RECORDS FOR THIS TASK:
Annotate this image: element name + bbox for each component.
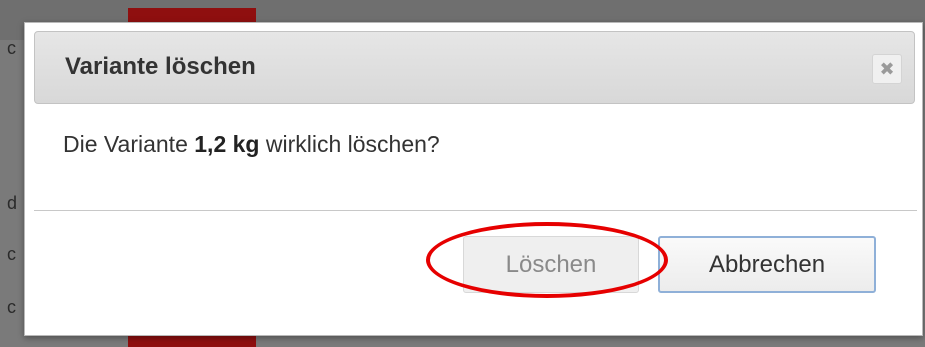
confirm-delete-dialog: Variante löschen ✖ Die Variante 1,2 kg w… bbox=[24, 22, 923, 336]
backdrop-text: d bbox=[7, 193, 18, 213]
backdrop-text: c bbox=[7, 38, 16, 58]
dialog-titlebar: Variante löschen ✖ bbox=[34, 31, 915, 104]
backdrop-text: c bbox=[7, 297, 16, 317]
cancel-button[interactable]: Abbrechen bbox=[658, 236, 876, 293]
backdrop-red-bar bbox=[128, 8, 256, 22]
close-button[interactable]: ✖ bbox=[872, 54, 902, 84]
close-icon: ✖ bbox=[879, 58, 895, 79]
dialog-divider bbox=[34, 210, 917, 211]
dialog-message: Die Variante 1,2 kg wirklich löschen? bbox=[63, 131, 440, 158]
message-suffix: wirklich löschen? bbox=[259, 131, 440, 157]
dialog-title: Variante löschen bbox=[65, 53, 256, 80]
variant-name: 1,2 kg bbox=[194, 131, 260, 157]
backdrop-text: c bbox=[7, 244, 16, 264]
delete-button[interactable]: Löschen bbox=[463, 236, 639, 293]
message-prefix: Die Variante bbox=[63, 131, 195, 157]
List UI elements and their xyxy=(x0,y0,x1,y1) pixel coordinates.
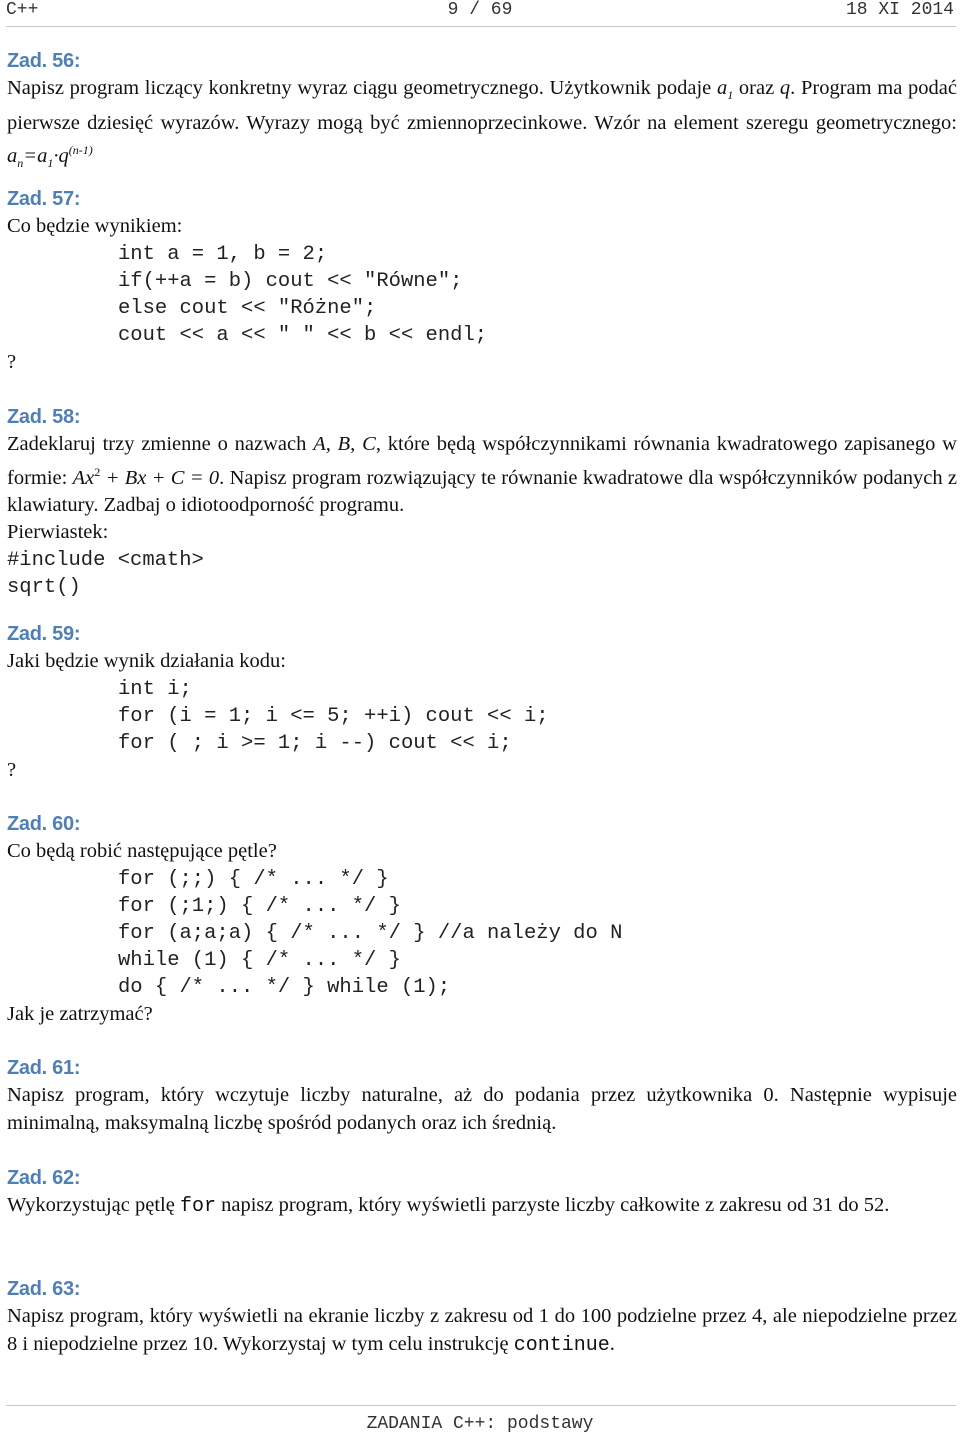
code-line: sqrt() xyxy=(7,575,81,599)
task-57: Zad. 57: Co będzie wynikiem: int a = 1, … xyxy=(7,186,957,376)
page-footer: ZADANIA C++: podstawy xyxy=(366,1414,594,1434)
task-60: Zad. 60: Co będą robić następujące pętle… xyxy=(7,811,957,1028)
header-divider xyxy=(6,26,956,27)
task-intro: Co będą robić następujące pętle? xyxy=(7,840,277,862)
task-heading: Zad. 56: xyxy=(7,50,81,72)
header-date: 18 XI 2014 xyxy=(845,0,954,20)
task-heading: Zad. 62: xyxy=(7,1167,81,1189)
task-62: Zad. 62: Wykorzystując pętlę for napisz … xyxy=(7,1165,957,1221)
task-heading: Zad. 60: xyxy=(7,813,81,835)
code-line: int a = 1, b = 2; xyxy=(118,242,328,266)
task-61: Zad. 61: Napisz program, który wczytuje … xyxy=(7,1055,957,1137)
task-intro: Co będzie wynikiem: xyxy=(7,215,183,237)
task-text: Napisz program, który wczytuje liczby na… xyxy=(7,1084,957,1134)
task-question: ? xyxy=(7,758,17,781)
code-line: #include <cmath> xyxy=(7,548,204,572)
task-58: Zad. 58: Zadeklaruj trzy zmienne o nazwa… xyxy=(7,404,957,601)
code-line: for (;;) { /* ... */ } xyxy=(118,867,389,891)
task-hint: Pierwiastek: xyxy=(7,521,109,544)
code-line: if(++a = b) cout << "Równe"; xyxy=(118,269,463,293)
code-line: int i; xyxy=(118,677,192,701)
task-59: Zad. 59: Jaki będzie wynik działania kod… xyxy=(7,621,957,784)
task-text: Wykorzystując pętlę for napisz program, … xyxy=(7,1194,890,1218)
page-header: C++ 9 / 69 18 XI 2014 xyxy=(0,0,960,24)
code-line: else cout << "Różne"; xyxy=(118,296,377,320)
footer-divider xyxy=(6,1405,956,1406)
task-heading: Zad. 63: xyxy=(7,1278,81,1300)
task-63: Zad. 63: Napisz program, który wyświetli… xyxy=(7,1276,957,1359)
task-56: Zad. 56: Napisz program liczący konkretn… xyxy=(7,48,957,178)
page-number: 9 / 69 xyxy=(447,0,513,20)
code-line: for (i = 1; i <= 5; ++i) cout << i; xyxy=(118,704,549,728)
task-text: Napisz program liczący konkretny wyraz c… xyxy=(7,77,957,171)
task-heading: Zad. 58: xyxy=(7,406,81,428)
code-line: cout << a << " " << b << endl; xyxy=(118,323,488,347)
task-text: Napisz program, który wyświetli na ekran… xyxy=(7,1305,957,1357)
code-line: for ( ; i >= 1; i --) cout << i; xyxy=(118,731,512,755)
code-line: do { /* ... */ } while (1); xyxy=(118,975,451,999)
code-line: while (1) { /* ... */ } xyxy=(118,948,401,972)
task-heading: Zad. 61: xyxy=(7,1057,81,1079)
task-text: Zadeklaruj trzy zmienne o nazwach A, B, … xyxy=(7,433,958,516)
task-question: ? xyxy=(7,350,17,373)
task-heading: Zad. 59: xyxy=(7,623,81,645)
code-line: for (a;a;a) { /* ... */ } //a należy do … xyxy=(118,921,623,945)
task-outro: Jak je zatrzymać? xyxy=(7,1002,153,1025)
task-intro: Jaki będzie wynik działania kodu: xyxy=(7,650,286,672)
task-heading: Zad. 57: xyxy=(7,188,81,210)
code-line: for (;1;) { /* ... */ } xyxy=(118,894,401,918)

GOAL:
Please copy all of the records above word for word, leaving out the pictures.

RESULT:
Annotate this image: element name + bbox for each component.
confirm-delete-dialog: Variante löschen ✖ Die Variante 1,2 kg w… bbox=[24, 22, 923, 336]
backdrop-text: d bbox=[7, 193, 18, 213]
backdrop-text: c bbox=[7, 38, 16, 58]
dialog-titlebar: Variante löschen ✖ bbox=[34, 31, 915, 104]
backdrop-text: c bbox=[7, 297, 16, 317]
cancel-button[interactable]: Abbrechen bbox=[658, 236, 876, 293]
backdrop-red-bar bbox=[128, 8, 256, 22]
close-button[interactable]: ✖ bbox=[872, 54, 902, 84]
close-icon: ✖ bbox=[879, 58, 895, 79]
dialog-divider bbox=[34, 210, 917, 211]
dialog-message: Die Variante 1,2 kg wirklich löschen? bbox=[63, 131, 440, 158]
message-suffix: wirklich löschen? bbox=[259, 131, 440, 157]
dialog-title: Variante löschen bbox=[65, 53, 256, 80]
variant-name: 1,2 kg bbox=[194, 131, 260, 157]
backdrop-text: c bbox=[7, 244, 16, 264]
delete-button[interactable]: Löschen bbox=[463, 236, 639, 293]
message-prefix: Die Variante bbox=[63, 131, 195, 157]
List UI elements and their xyxy=(x0,y0,x1,y1) pixel coordinates.
code-line: sqrt() xyxy=(7,575,81,599)
task-57: Zad. 57: Co będzie wynikiem: int a = 1, … xyxy=(7,186,957,376)
page-footer: ZADANIA C++: podstawy xyxy=(366,1414,594,1434)
task-60: Zad. 60: Co będą robić następujące pętle… xyxy=(7,811,957,1028)
header-divider xyxy=(6,26,956,27)
task-intro: Co będą robić następujące pętle? xyxy=(7,840,277,862)
task-heading: Zad. 56: xyxy=(7,50,81,72)
header-date: 18 XI 2014 xyxy=(845,0,954,20)
task-heading: Zad. 62: xyxy=(7,1167,81,1189)
task-62: Zad. 62: Wykorzystując pętlę for napisz … xyxy=(7,1165,957,1221)
task-heading: Zad. 60: xyxy=(7,813,81,835)
code-line: int a = 1, b = 2; xyxy=(118,242,328,266)
task-61: Zad. 61: Napisz program, który wczytuje … xyxy=(7,1055,957,1137)
task-intro: Co będzie wynikiem: xyxy=(7,215,183,237)
task-text: Napisz program, który wczytuje liczby na… xyxy=(7,1084,957,1134)
task-question: ? xyxy=(7,758,17,781)
code-line: #include <cmath> xyxy=(7,548,204,572)
task-58: Zad. 58: Zadeklaruj trzy zmienne o nazwa… xyxy=(7,404,957,601)
code-line: for (;;) { /* ... */ } xyxy=(118,867,389,891)
task-hint: Pierwiastek: xyxy=(7,521,109,544)
code-line: if(++a = b) cout << "Równe"; xyxy=(118,269,463,293)
code-line: int i; xyxy=(118,677,192,701)
task-59: Zad. 59: Jaki będzie wynik działania kod… xyxy=(7,621,957,784)
task-text: Wykorzystując pętlę for napisz program, … xyxy=(7,1194,890,1218)
page-header: C++ 9 / 69 18 XI 2014 xyxy=(0,0,960,24)
code-line: else cout << "Różne"; xyxy=(118,296,377,320)
footer-divider xyxy=(6,1405,956,1406)
task-heading: Zad. 63: xyxy=(7,1278,81,1300)
task-63: Zad. 63: Napisz program, który wyświetli… xyxy=(7,1276,957,1359)
task-56: Zad. 56: Napisz program liczący konkretn… xyxy=(7,48,957,178)
page-number: 9 / 69 xyxy=(447,0,513,20)
code-line: for (i = 1; i <= 5; ++i) cout << i; xyxy=(118,704,549,728)
task-text: Napisz program liczący konkretny wyraz c… xyxy=(7,77,957,171)
task-heading: Zad. 58: xyxy=(7,406,81,428)
code-line: cout << a << " " << b << endl; xyxy=(118,323,488,347)
task-text: Napisz program, który wyświetli na ekran… xyxy=(7,1305,957,1357)
code-line: for ( ; i >= 1; i --) cout << i; xyxy=(118,731,512,755)
code-line: do { /* ... */ } while (1); xyxy=(118,975,451,999)
code-line: while (1) { /* ... */ } xyxy=(118,948,401,972)
task-heading: Zad. 61: xyxy=(7,1057,81,1079)
task-text: Zadeklaruj trzy zmienne o nazwach A, B, … xyxy=(7,433,958,516)
task-question: ? xyxy=(7,350,17,373)
task-heading: Zad. 59: xyxy=(7,623,81,645)
code-line: for (a;a;a) { /* ... */ } //a należy do … xyxy=(118,921,623,945)
task-outro: Jak je zatrzymać? xyxy=(7,1002,153,1025)
task-intro: Jaki będzie wynik działania kodu: xyxy=(7,650,286,672)
task-heading: Zad. 57: xyxy=(7,188,81,210)
code-line: for (;1;) { /* ... */ } xyxy=(118,894,401,918)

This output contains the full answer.